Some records
________________
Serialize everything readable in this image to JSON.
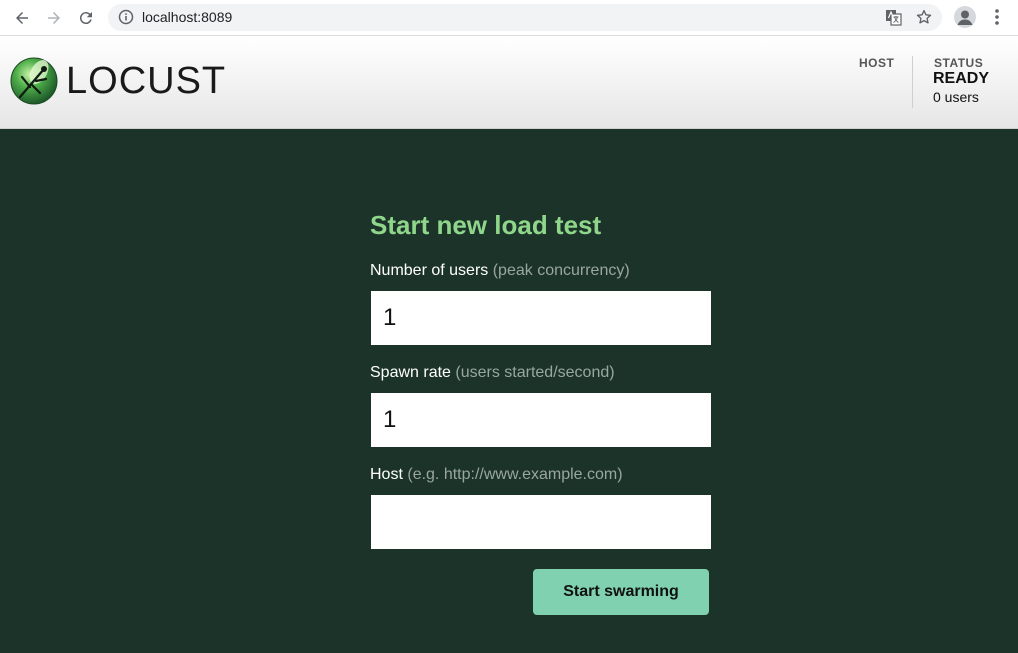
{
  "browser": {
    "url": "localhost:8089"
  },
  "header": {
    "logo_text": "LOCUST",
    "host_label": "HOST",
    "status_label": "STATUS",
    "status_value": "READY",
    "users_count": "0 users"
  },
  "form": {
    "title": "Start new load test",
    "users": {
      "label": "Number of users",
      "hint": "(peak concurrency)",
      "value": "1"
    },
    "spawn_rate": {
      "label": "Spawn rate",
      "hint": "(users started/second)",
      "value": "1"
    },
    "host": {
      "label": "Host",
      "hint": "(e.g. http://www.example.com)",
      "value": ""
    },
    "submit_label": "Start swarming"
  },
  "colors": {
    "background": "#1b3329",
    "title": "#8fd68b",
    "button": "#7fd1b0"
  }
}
________________
• [TASK STATEMENT] Without including any pictures, reproduce the listing exactly.

• [SOLUTION]
Serialize everything readable in this image to JSON.
{
  "browser": {
    "url": "localhost:8089"
  },
  "header": {
    "logo_text": "LOCUST",
    "host_label": "HOST",
    "status_label": "STATUS",
    "status_value": "READY",
    "users_count": "0 users"
  },
  "form": {
    "title": "Start new load test",
    "users": {
      "label": "Number of users",
      "hint": "(peak concurrency)",
      "value": "1"
    },
    "spawn_rate": {
      "label": "Spawn rate",
      "hint": "(users started/second)",
      "value": "1"
    },
    "host": {
      "label": "Host",
      "hint": "(e.g. http://www.example.com)",
      "value": ""
    },
    "submit_label": "Start swarming"
  },
  "colors": {
    "background": "#1b3329",
    "title": "#8fd68b",
    "button": "#7fd1b0"
  }
}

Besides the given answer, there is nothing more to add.